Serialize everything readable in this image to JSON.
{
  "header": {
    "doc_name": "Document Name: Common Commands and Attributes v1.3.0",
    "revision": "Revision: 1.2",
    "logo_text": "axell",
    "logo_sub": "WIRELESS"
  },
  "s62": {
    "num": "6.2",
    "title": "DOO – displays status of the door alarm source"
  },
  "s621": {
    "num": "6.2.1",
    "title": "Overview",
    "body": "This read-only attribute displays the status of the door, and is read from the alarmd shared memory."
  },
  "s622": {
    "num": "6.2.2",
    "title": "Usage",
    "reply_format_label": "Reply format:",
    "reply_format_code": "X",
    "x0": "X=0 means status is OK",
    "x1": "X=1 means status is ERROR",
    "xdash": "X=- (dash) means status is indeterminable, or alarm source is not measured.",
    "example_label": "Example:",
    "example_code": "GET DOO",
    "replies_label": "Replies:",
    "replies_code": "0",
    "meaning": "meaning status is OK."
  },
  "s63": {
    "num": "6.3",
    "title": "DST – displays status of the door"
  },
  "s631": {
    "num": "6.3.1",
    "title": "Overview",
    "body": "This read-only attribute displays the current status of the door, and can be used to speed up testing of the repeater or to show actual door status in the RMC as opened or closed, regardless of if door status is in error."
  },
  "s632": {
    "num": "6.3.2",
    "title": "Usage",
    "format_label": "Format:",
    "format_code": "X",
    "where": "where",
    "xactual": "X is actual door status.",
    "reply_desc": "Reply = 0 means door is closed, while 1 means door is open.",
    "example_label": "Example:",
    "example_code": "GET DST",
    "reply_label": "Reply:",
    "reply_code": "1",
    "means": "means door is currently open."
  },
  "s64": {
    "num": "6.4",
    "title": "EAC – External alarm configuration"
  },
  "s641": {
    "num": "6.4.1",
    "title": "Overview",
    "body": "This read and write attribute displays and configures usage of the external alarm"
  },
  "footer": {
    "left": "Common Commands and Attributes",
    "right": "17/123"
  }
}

+---+

_AIM OF THE EXERCISE_.
How many lines of the entries above hold the string "Attributes"? Reply with the number alone.

_SOLUTION BELOW_.
2